* [Excerpted text]:
+===+

General Meeting 13th November 2013

posted 17 Nov 2013, 03:12 by general office   [ updated 30 Jan 2014, 03:28 ]

Nominations for London NUT executive elections

Jess Edwards and Martin Powell-Davis were nominated.

Motion on Pay Campaign

1  Islington Teachers Association congratulates NUT and NASUWT for making such a success of the regional strikes and rallies held jointly by the two unions against the attacks being made on us by the Coalition government as part of its drive to make working people pay the costs of an economic crisis that we did not create.


2 Recognises that the strikes we have held so far have been hard hitting and uplifting because they have united the majority of the teaching profession in action and that the actions taken so far, the greater strength of school groups and a continued campaign make it possible to similarly undermine Gove's next wave of attacks in the year to come. 


3. Welcomes the significant successes of the joint unions campaign in restricting the impact of Gove's attack on pay and conditions so far and the strengthening of union organisation and growth in union membership that have resulted from it.


4.     We note the Michael Gove is increasingly unpopular both across the profession and amongst parents.

+===+

Raw records
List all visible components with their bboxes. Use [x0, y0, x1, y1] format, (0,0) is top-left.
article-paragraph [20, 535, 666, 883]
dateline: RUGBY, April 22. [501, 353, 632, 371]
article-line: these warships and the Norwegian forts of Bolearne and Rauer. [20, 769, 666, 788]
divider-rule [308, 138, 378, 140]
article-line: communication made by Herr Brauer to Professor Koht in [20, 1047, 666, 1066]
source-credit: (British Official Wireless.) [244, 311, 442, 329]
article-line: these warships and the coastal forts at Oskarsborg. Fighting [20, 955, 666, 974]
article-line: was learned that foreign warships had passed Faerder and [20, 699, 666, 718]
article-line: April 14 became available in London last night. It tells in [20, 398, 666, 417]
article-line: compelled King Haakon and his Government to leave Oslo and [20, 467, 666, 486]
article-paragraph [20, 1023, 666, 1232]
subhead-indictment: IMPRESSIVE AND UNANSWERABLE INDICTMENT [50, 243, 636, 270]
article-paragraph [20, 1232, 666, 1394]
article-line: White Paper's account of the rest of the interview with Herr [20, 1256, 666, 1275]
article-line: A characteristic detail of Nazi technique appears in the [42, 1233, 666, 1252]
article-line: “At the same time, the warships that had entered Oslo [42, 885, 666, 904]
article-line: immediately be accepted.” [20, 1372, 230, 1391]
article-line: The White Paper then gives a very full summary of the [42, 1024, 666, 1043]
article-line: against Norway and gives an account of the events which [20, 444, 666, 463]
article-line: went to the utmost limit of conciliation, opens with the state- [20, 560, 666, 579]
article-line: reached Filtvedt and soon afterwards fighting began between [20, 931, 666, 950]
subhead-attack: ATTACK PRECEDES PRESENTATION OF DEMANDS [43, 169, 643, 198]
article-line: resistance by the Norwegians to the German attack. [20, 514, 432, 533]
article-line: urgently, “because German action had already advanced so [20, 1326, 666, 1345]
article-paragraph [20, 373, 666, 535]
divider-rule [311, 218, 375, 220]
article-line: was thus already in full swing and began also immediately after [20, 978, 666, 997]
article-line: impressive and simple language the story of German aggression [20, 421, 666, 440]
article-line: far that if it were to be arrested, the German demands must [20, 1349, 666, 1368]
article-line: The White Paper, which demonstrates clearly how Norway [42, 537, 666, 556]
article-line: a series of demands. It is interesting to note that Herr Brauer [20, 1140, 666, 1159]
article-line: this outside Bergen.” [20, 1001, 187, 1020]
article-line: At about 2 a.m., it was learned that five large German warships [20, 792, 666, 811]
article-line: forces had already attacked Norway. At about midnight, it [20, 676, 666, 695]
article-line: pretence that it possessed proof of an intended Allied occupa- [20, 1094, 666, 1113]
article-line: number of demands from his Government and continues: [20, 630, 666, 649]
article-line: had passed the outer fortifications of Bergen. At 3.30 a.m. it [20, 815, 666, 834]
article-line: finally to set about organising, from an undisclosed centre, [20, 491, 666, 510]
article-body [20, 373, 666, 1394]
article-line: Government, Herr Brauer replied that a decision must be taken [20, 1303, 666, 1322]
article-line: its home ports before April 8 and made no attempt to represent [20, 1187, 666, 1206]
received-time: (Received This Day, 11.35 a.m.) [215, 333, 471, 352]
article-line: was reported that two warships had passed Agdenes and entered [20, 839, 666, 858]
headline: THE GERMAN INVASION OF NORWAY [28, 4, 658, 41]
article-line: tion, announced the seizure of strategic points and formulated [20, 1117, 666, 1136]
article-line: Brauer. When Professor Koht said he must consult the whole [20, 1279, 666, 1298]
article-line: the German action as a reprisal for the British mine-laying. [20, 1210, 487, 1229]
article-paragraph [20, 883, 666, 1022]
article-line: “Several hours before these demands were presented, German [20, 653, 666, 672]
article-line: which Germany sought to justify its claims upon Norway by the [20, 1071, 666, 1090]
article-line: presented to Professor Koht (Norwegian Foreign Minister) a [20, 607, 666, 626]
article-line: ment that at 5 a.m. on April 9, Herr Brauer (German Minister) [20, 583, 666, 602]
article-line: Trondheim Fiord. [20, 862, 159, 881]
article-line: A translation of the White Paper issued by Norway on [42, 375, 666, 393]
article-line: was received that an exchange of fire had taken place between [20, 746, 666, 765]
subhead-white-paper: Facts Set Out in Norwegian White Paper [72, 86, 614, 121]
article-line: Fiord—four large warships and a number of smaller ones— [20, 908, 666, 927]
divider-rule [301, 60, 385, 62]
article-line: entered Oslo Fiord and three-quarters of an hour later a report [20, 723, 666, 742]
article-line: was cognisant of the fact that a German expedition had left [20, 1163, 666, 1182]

+===+

* [Tasks for this exercise]:
1. Answer these questions using the general meeting notes:
(a) Who was nominated for the London NUT executive elections?
(b) Which two unions jointly held the regional strikes and rallies?
(c) Among which groups does point 4 say Michael Gove is increasingly unpopular?
2. Edit the general meeting notes by rewriting the passage starting at "posted 17 Nov" and ending at "year to come.", with "rallies" changed to "demonstrations".

* [In response]:
1.
(a) Jess Edwards and Martin Powell-Davis
(b) NUT and NASUWT
(c) Across the profession and amongst parents

2.
posted 17 Nov 2013, 03:12 by general office   [ updated 30 Jan 2014, 03:28 ]

Nominations for London NUT executive elections

Jess Edwards and Martin Powell-Davis were nominated.

Motion on Pay Campaign

1  Islington Teachers Association congratulates NUT and NASUWT for making such a success of the regional strikes and demonstrations held jointly by the two unions against the attacks being made on us by the Coalition government as part of its drive to make working people pay the costs of an economic crisis that we did not create.


2 Recognises that the strikes we have held so far have been hard hitting and uplifting because they have united the majority of the teaching profession in action and that the actions taken so far, the greater strength of school groups and a continued campaign make it possible to similarly undermine Gove's next wave of attacks in the year to come.